#### EXCERPT
2005 IMO Shortlist Problems/A1

Problem

Find all monic polynomials $\displaystyle p(x)$ of degree two for which there exists an integer polynomial $\displaystyle q(x)$ such that $\displaystyle p(x)q(x)$ is a polynomial having all coefficients $\pm 1$.


This was also the last problem of the final round of the 2006 Polish Mathematics Olympiad.

Solution

Since the constant term of $p(x)q(x)$ is $\pm 1$, and $p(x)$ and $q(x)$ both have integral constant terms, the constant term of $p(x)$ must be $\pm 1$.

We note that for $|z| \ge 2$, $n \ge 2$ ($n \in \mathbb{N}$), we have

$|z|^n > \frac{|z|^n -1}{|z|-1} = \sum_{i=0}^{n-1}|\pm z|^i \ge \left| \sum_{i=0}^{n-1} \pm z^i \right|$

Since we must have $|z^n| = | p(x)q(x) - z^n |$ when $n$ is the degree of $p(x)q(x)$ and $z$ is a root thereof, this means that $p(x)q(x)$ cannot have any roots of magnitude greater than or equal to 2.

#### DIRECTION
In the excerpt, which other competition used this problem as the last problem of its final round?

#### RECORD SET
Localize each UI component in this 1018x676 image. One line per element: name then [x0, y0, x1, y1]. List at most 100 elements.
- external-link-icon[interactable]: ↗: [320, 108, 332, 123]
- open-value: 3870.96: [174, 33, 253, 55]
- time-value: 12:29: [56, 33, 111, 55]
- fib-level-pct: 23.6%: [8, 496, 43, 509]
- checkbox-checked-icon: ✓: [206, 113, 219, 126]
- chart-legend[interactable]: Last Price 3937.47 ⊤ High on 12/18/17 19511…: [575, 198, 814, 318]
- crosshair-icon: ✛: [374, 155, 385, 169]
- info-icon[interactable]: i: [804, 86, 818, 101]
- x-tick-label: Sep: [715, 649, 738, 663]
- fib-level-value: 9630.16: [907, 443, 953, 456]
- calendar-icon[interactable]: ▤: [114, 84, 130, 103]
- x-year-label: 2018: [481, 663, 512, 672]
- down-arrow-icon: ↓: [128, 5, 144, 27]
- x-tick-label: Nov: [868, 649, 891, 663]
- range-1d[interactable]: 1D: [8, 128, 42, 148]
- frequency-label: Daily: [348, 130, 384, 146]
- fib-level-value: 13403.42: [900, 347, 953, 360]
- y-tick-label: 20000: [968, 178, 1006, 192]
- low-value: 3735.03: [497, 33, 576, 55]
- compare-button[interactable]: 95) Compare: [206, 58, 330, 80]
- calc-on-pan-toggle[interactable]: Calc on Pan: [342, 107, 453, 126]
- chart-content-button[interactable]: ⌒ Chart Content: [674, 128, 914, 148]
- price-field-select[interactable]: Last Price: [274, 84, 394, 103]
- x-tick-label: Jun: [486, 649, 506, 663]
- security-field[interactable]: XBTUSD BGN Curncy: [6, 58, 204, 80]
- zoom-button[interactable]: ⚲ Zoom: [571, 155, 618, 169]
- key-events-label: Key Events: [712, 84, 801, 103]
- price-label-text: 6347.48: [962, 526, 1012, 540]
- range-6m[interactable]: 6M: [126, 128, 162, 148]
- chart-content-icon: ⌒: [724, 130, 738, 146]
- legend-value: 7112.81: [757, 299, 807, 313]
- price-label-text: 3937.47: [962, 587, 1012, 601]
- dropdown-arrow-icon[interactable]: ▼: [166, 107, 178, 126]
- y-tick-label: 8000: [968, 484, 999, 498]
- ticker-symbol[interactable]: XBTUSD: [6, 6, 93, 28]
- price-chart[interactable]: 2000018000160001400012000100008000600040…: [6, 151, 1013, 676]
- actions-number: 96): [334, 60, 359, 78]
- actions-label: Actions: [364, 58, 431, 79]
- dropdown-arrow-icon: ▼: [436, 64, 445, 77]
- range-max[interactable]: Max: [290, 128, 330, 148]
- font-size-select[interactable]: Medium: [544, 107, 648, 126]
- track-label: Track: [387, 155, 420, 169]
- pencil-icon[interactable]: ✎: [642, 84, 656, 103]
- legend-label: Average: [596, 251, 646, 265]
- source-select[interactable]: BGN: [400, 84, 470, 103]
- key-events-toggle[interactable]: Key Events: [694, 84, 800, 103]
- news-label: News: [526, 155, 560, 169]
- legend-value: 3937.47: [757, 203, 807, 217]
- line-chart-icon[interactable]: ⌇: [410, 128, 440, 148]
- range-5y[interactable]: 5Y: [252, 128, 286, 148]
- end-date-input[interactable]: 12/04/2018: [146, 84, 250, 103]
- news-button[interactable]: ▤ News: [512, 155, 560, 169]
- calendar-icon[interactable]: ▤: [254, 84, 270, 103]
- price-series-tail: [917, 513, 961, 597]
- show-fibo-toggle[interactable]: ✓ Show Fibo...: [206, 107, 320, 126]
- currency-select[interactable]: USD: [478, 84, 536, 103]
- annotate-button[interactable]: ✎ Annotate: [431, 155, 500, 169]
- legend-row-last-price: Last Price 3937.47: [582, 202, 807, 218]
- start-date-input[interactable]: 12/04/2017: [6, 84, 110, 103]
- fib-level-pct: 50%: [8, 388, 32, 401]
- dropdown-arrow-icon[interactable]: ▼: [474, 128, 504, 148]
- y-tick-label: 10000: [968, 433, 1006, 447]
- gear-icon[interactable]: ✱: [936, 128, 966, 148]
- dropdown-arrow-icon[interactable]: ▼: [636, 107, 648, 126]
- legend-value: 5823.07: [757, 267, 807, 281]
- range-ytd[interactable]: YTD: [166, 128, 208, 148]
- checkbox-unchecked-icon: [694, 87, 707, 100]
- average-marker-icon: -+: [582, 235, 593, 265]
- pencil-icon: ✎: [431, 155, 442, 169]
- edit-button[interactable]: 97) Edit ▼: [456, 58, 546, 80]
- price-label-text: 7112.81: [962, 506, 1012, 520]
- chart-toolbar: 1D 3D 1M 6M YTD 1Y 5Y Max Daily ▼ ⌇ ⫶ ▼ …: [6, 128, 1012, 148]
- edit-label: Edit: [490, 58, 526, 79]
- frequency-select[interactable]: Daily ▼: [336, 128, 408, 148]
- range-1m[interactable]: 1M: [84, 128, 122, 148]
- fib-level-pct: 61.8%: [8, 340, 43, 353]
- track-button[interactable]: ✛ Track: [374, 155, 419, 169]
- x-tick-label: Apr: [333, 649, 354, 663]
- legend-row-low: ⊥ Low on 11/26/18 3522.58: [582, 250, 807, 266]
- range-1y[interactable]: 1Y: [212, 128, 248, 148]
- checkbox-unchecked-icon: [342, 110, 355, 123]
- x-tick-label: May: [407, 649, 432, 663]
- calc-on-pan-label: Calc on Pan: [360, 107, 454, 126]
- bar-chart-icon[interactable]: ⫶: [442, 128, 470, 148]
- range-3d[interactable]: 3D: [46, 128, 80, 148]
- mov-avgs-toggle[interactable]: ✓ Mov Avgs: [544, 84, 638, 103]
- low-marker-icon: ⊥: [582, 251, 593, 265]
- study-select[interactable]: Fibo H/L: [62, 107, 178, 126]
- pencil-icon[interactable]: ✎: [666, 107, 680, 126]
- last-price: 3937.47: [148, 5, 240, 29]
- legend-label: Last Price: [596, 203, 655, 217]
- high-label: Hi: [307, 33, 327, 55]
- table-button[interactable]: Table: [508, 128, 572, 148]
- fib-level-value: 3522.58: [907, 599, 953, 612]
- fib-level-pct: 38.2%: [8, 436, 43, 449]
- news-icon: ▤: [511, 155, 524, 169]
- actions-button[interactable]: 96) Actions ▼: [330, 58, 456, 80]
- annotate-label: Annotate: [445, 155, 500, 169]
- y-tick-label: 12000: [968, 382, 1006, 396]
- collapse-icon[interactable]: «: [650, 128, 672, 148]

#### RESULT
The 2006 Polish Mathematics Olympiad.